___ Exercise materials ___
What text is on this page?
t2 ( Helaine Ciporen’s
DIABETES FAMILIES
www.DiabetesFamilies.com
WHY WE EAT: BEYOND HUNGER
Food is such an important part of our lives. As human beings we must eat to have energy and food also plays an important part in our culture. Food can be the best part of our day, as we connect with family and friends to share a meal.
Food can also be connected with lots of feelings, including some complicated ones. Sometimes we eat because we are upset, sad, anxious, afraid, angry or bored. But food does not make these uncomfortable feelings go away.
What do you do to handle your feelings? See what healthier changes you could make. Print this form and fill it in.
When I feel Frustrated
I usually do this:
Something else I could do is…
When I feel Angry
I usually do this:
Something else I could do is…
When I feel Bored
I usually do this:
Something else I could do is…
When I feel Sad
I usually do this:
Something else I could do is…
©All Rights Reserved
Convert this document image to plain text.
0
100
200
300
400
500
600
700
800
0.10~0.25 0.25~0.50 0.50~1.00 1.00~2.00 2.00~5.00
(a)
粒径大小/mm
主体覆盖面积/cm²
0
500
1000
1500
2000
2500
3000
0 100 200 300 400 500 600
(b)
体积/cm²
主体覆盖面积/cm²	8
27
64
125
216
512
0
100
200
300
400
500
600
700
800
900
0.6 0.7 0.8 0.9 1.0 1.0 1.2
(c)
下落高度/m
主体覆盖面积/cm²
___
— What you should do —
Everything from the line containing "Convert this document image to plain text." through the final line of the listing, inclusive, must be reproduced exactly; leave out the rest.

— Output for this exercise —
Convert this document image to plain text.
0
100
200
300
400
500
600
700
800
0.10~0.25 0.25~0.50 0.50~1.00 1.00~2.00 2.00~5.00
(a)
粒径大小/mm
主体覆盖面积/cm²
0
500
1000
1500
2000
2500
3000
0 100 200 300 400 500 600
(b)
体积/cm²
主体覆盖面积/cm²	8
27
64
125
216
512
0
100
200
300
400
500
600
700
800
900
0.6 0.7 0.8 0.9 1.0 1.0 1.2
(c)
下落高度/m
主体覆盖面积/cm²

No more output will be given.